--- start of Records ---

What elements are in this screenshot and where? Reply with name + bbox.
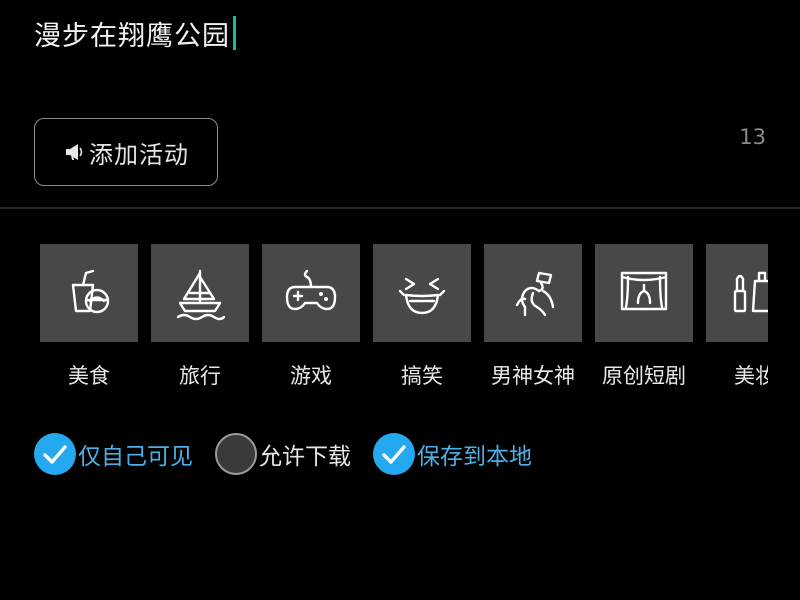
category-label: 男神女神 bbox=[491, 364, 575, 388]
caption-input[interactable]: 漫步在翔鹰公园 bbox=[34, 12, 734, 54]
category-short-drama[interactable]: 原创短剧 bbox=[595, 244, 693, 394]
category-games[interactable]: 游戏 bbox=[262, 244, 360, 394]
divider bbox=[0, 207, 800, 209]
gamepad-icon bbox=[285, 269, 337, 311]
category-label: 原创短剧 bbox=[602, 364, 686, 388]
category-list[interactable]: 美食 旅行 游戏 搞笑 男神女神 原创短剧 美妆 bbox=[40, 244, 768, 394]
add-activity-button[interactable]: 添加活动 bbox=[34, 118, 218, 186]
category-funny[interactable]: 搞笑 bbox=[373, 244, 471, 394]
option-save-local[interactable]: 保存到本地 bbox=[373, 433, 532, 475]
char-count: 13 bbox=[739, 125, 766, 149]
category-tile bbox=[484, 244, 582, 342]
add-activity-label: 添加活动 bbox=[89, 140, 189, 169]
category-label: 美妆 bbox=[734, 364, 768, 388]
food-bowl-icon bbox=[71, 269, 110, 314]
category-tile bbox=[151, 244, 249, 342]
option-private[interactable]: 仅自己可见 bbox=[34, 433, 193, 475]
category-tile bbox=[40, 244, 138, 342]
option-allow-download[interactable]: 允许下载 bbox=[215, 433, 351, 475]
megaphone-icon bbox=[63, 140, 87, 164]
category-tile bbox=[595, 244, 693, 342]
laughing-face-icon bbox=[398, 277, 446, 315]
category-tile bbox=[373, 244, 471, 342]
sailboat-icon bbox=[176, 269, 226, 321]
category-label: 游戏 bbox=[290, 364, 332, 388]
option-label: 允许下载 bbox=[259, 444, 351, 470]
option-label: 仅自己可见 bbox=[78, 444, 193, 470]
category-makeup[interactable]: 美妆 bbox=[706, 244, 768, 394]
post-options: 仅自己可见 允许下载 保存到本地 bbox=[34, 430, 554, 478]
unchecked-circle-icon[interactable] bbox=[215, 433, 257, 475]
category-label: 搞笑 bbox=[401, 364, 443, 388]
category-idols[interactable]: 男神女神 bbox=[484, 244, 582, 394]
category-label: 美食 bbox=[68, 364, 110, 388]
category-label: 旅行 bbox=[179, 364, 221, 388]
checkmark-icon[interactable] bbox=[373, 433, 415, 475]
caption-text: 漫步在翔鹰公园 bbox=[34, 20, 230, 52]
category-travel[interactable]: 旅行 bbox=[151, 244, 249, 394]
category-food[interactable]: 美食 bbox=[40, 244, 138, 394]
theater-stage-icon bbox=[620, 271, 668, 311]
category-tile bbox=[262, 244, 360, 342]
text-cursor bbox=[233, 16, 236, 50]
option-label: 保存到本地 bbox=[417, 444, 532, 470]
category-tile bbox=[706, 244, 768, 342]
cosmetics-icon bbox=[733, 271, 768, 313]
dancer-icon bbox=[515, 271, 555, 317]
checkmark-icon[interactable] bbox=[34, 433, 76, 475]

--- end of Records ---

What this task involves —
Render the lines above as a numbered list, omitting blank lines and leaving out the pictures.

Task response —
1. What elements are in this screenshot and where? Reply with name + bbox.
2. category-label: 男神女神 bbox=[491, 364, 575, 388]
3. caption-input[interactable]: 漫步在翔鹰公园 bbox=[34, 12, 734, 54]
4. category-short-drama[interactable]: 原创短剧 bbox=[595, 244, 693, 394]
5. category-games[interactable]: 游戏 bbox=[262, 244, 360, 394]
6. divider bbox=[0, 207, 800, 209]
7. gamepad-icon bbox=[285, 269, 337, 311]
8. category-label: 原创短剧 bbox=[602, 364, 686, 388]
9. category-list[interactable]: 美食 旅行 游戏 搞笑 男神女神 原创短剧 美妆 bbox=[40, 244, 768, 394]
10. add-activity-button[interactable]: 添加活动 bbox=[34, 118, 218, 186]
11. category-funny[interactable]: 搞笑 bbox=[373, 244, 471, 394]
12. option-save-local[interactable]: 保存到本地 bbox=[373, 433, 532, 475]
13. char-count: 13 bbox=[739, 125, 766, 149]
14. category-tile bbox=[484, 244, 582, 342]
15. add-activity-label: 添加活动 bbox=[89, 140, 189, 169]
16. category-label: 美妆 bbox=[734, 364, 768, 388]
17. food-bowl-icon bbox=[71, 269, 110, 314]
18. category-tile bbox=[151, 244, 249, 342]
19. option-private[interactable]: 仅自己可见 bbox=[34, 433, 193, 475]
20. category-tile bbox=[40, 244, 138, 342]
21. option-allow-download[interactable]: 允许下载 bbox=[215, 433, 351, 475]
22. megaphone-icon bbox=[63, 140, 87, 164]
23. category-tile bbox=[595, 244, 693, 342]
24. laughing-face-icon bbox=[398, 277, 446, 315]
25. category-tile bbox=[373, 244, 471, 342]
26. sailboat-icon bbox=[176, 269, 226, 321]
27. category-label: 游戏 bbox=[290, 364, 332, 388]
28. option-label: 允许下载 bbox=[259, 444, 351, 470]
29. option-label: 仅自己可见 bbox=[78, 444, 193, 470]
30. category-makeup[interactable]: 美妆 bbox=[706, 244, 768, 394]
31. post-options: 仅自己可见 允许下载 保存到本地 bbox=[34, 430, 554, 478]
32. unchecked-circle-icon[interactable] bbox=[215, 433, 257, 475]
33. category-label: 搞笑 bbox=[401, 364, 443, 388]
34. category-idols[interactable]: 男神女神 bbox=[484, 244, 582, 394]
35. category-label: 美食 bbox=[68, 364, 110, 388]
36. category-label: 旅行 bbox=[179, 364, 221, 388]
37. checkmark-icon[interactable] bbox=[373, 433, 415, 475]
38. caption-text: 漫步在翔鹰公园 bbox=[34, 20, 230, 52]
39. category-travel[interactable]: 旅行 bbox=[151, 244, 249, 394]
40. category-food[interactable]: 美食 bbox=[40, 244, 138, 394]
41. theater-stage-icon bbox=[620, 271, 668, 311]
42. category-tile bbox=[262, 244, 360, 342]
43. text-cursor bbox=[233, 16, 236, 50]
44. option-label: 保存到本地 bbox=[417, 444, 532, 470]
45. category-tile bbox=[706, 244, 768, 342]
46. cosmetics-icon bbox=[733, 271, 768, 313]
47. dancer-icon bbox=[515, 271, 555, 317]
48. checkmark-icon[interactable] bbox=[34, 433, 76, 475]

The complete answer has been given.